## WHAT IS ASKED
Copy whichever lines contain the string "JSON".

--- Start of DATASET ---

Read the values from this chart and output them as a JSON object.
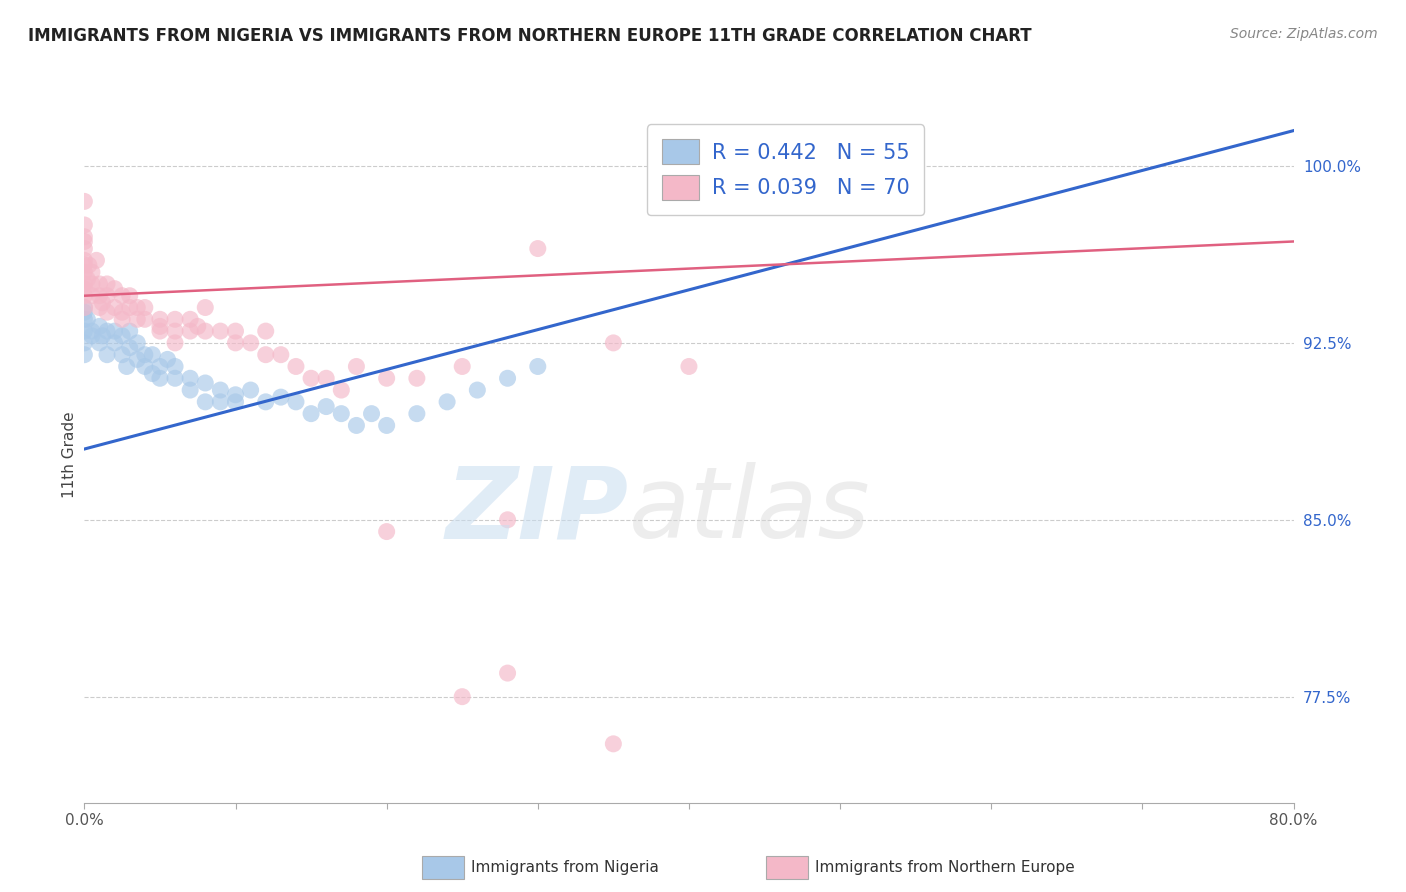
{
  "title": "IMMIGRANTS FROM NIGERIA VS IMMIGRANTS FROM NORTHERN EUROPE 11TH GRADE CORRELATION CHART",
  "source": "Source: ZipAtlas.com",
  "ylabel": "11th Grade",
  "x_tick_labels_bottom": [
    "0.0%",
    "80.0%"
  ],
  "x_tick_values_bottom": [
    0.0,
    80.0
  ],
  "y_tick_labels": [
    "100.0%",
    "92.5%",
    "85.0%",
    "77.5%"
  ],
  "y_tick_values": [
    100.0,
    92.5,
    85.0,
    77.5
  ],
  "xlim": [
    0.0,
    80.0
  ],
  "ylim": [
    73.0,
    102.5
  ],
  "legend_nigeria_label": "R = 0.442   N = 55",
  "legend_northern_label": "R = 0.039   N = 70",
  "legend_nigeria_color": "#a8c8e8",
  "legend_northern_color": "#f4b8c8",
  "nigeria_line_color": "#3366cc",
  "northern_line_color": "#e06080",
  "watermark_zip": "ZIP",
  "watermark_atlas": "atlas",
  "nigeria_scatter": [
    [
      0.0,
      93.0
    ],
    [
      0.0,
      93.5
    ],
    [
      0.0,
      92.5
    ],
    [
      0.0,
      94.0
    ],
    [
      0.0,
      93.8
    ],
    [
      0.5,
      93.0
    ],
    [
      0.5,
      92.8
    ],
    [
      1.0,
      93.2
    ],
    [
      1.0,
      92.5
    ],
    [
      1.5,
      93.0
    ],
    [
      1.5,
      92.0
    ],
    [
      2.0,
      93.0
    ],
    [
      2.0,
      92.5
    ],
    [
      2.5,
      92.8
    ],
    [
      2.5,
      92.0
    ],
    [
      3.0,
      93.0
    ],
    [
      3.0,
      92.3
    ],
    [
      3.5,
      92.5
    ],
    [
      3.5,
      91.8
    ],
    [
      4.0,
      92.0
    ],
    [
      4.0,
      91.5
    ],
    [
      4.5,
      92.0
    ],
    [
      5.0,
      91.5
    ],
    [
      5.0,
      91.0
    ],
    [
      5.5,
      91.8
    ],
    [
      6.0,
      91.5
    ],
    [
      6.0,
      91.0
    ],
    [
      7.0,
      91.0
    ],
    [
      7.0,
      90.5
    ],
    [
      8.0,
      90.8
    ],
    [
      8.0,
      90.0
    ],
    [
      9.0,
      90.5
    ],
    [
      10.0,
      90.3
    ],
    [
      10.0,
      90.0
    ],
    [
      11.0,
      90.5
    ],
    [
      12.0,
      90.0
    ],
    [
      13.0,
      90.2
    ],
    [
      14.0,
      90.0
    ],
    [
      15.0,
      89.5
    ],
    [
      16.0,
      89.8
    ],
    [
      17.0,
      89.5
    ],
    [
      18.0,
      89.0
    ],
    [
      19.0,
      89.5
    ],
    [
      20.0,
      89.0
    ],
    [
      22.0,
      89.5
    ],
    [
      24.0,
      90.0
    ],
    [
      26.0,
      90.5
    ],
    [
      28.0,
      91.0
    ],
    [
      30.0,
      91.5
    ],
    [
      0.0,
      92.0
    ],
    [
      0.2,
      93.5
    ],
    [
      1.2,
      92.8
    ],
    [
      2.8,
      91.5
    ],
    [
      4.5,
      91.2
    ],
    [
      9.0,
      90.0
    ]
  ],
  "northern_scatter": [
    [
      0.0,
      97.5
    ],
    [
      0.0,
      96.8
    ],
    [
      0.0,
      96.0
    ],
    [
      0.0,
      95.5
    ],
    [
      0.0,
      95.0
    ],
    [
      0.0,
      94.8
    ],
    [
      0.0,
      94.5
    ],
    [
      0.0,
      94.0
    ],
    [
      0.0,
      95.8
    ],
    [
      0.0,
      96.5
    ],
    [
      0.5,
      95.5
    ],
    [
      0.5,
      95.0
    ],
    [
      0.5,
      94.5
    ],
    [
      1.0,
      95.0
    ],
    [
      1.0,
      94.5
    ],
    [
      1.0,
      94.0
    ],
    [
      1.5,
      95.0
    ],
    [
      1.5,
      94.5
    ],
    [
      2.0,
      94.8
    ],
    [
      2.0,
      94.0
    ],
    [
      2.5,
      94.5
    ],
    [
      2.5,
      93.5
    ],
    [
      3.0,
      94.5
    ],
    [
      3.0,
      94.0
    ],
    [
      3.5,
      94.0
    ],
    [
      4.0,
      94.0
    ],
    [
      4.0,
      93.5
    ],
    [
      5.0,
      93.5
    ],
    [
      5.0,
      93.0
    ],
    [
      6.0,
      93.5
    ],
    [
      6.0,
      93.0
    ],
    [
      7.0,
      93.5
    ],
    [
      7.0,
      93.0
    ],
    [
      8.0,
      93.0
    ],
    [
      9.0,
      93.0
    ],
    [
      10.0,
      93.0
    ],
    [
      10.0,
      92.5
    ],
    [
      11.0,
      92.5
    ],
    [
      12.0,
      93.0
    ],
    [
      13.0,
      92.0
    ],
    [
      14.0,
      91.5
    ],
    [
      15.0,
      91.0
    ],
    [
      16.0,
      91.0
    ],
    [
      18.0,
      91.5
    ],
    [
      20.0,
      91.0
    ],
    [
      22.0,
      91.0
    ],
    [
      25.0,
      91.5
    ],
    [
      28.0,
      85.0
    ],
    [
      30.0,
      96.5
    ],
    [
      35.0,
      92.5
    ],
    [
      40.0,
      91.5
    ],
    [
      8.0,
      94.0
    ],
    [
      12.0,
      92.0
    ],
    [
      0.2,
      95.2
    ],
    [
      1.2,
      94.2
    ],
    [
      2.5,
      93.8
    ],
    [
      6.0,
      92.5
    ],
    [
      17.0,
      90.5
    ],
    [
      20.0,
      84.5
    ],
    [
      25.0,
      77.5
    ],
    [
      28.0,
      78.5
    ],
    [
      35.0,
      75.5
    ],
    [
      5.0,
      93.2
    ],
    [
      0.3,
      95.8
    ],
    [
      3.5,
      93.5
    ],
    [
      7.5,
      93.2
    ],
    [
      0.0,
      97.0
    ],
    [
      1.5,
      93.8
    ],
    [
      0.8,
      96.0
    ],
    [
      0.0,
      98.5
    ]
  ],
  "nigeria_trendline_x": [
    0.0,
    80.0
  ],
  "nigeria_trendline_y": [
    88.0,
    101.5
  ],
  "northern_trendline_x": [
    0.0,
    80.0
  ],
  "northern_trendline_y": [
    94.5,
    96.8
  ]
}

--- End of DATASET ---
--- Start of DATASET ---

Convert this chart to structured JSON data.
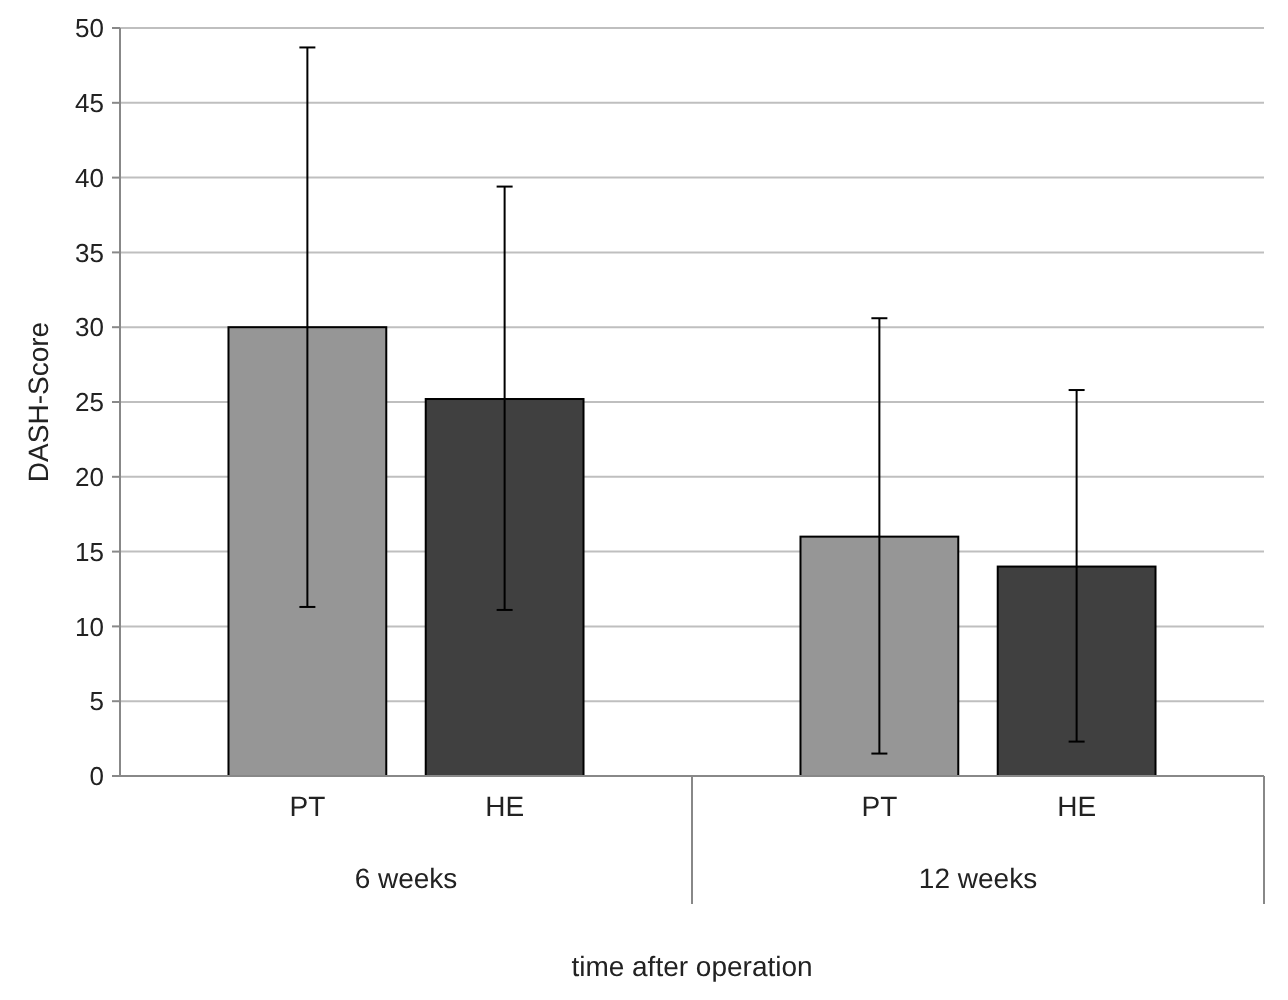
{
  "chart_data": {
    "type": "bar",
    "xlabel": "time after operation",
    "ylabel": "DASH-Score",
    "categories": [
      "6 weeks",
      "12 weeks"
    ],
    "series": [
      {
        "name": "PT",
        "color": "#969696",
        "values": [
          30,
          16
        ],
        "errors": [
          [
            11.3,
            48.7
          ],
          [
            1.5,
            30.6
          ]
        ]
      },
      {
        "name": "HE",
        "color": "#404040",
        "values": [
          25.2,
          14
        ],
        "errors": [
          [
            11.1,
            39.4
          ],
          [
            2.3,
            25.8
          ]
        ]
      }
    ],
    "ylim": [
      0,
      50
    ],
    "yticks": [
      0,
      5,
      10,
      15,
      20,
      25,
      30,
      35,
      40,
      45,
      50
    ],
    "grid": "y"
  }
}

--- End of DATASET ---
--- Start of DATASET ---

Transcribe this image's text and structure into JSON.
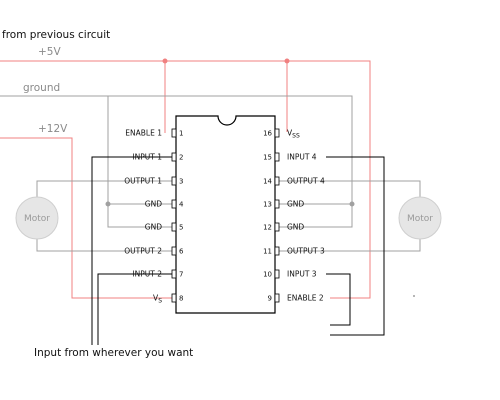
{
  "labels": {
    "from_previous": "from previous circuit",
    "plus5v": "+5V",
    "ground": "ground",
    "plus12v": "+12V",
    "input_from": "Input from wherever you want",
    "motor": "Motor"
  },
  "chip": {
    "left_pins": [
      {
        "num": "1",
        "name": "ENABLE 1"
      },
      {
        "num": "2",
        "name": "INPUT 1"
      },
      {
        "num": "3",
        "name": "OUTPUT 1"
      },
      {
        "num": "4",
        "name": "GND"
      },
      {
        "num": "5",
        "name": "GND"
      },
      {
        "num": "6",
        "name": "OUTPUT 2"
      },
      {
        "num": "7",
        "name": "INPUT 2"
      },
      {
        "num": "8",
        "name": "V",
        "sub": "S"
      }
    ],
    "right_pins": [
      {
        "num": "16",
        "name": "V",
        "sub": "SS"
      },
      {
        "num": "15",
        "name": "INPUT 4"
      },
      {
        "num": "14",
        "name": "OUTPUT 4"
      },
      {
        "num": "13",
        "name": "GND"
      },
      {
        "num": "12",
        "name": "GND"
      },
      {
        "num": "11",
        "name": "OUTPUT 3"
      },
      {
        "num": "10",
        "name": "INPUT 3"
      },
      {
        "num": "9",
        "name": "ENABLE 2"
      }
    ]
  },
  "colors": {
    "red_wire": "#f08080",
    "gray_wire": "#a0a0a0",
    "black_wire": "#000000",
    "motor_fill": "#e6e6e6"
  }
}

--- End of DATASET ---

## SOLVED PROBLEM
Read the values from this chart and output them as a JSON object.
Convert this chart to structured JSON data.
Transcribe this image's text and structure into JSON.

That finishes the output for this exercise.